↓

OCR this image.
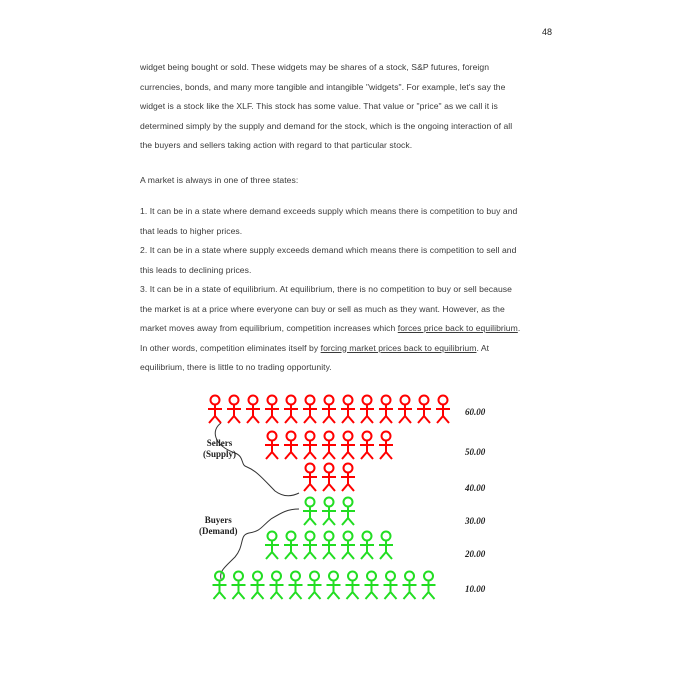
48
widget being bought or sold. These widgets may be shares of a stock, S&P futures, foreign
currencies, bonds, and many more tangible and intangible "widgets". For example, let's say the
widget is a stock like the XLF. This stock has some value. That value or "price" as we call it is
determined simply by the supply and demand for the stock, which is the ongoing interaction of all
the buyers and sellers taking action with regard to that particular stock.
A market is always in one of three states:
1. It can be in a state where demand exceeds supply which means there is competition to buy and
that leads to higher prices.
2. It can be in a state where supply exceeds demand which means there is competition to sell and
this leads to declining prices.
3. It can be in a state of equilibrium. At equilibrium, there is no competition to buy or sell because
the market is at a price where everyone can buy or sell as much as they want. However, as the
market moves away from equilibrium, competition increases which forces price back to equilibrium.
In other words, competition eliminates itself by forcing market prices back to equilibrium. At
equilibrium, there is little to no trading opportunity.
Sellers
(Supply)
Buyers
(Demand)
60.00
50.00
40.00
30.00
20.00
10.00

↑

◆ Task to complete:
Pictures are to be left out; all else in the entries above is to be quoted exactly.

◆ Output below:
OCR this image.
48
widget being bought or sold. These widgets may be shares of a stock, S&P futures, foreign
currencies, bonds, and many more tangible and intangible "widgets". For example, let's say the
widget is a stock like the XLF. This stock has some value. That value or "price" as we call it is
determined simply by the supply and demand for the stock, which is the ongoing interaction of all
the buyers and sellers taking action with regard to that particular stock.
A market is always in one of three states:
1. It can be in a state where demand exceeds supply which means there is competition to buy and
that leads to higher prices.
2. It can be in a state where supply exceeds demand which means there is competition to sell and
this leads to declining prices.
3. It can be in a state of equilibrium. At equilibrium, there is no competition to buy or sell because
the market is at a price where everyone can buy or sell as much as they want. However, as the
market moves away from equilibrium, competition increases which forces price back to equilibrium.
In other words, competition eliminates itself by forcing market prices back to equilibrium. At
equilibrium, there is little to no trading opportunity.
Sellers
(Supply)
Buyers
(Demand)
60.00
50.00
40.00
30.00
20.00
10.00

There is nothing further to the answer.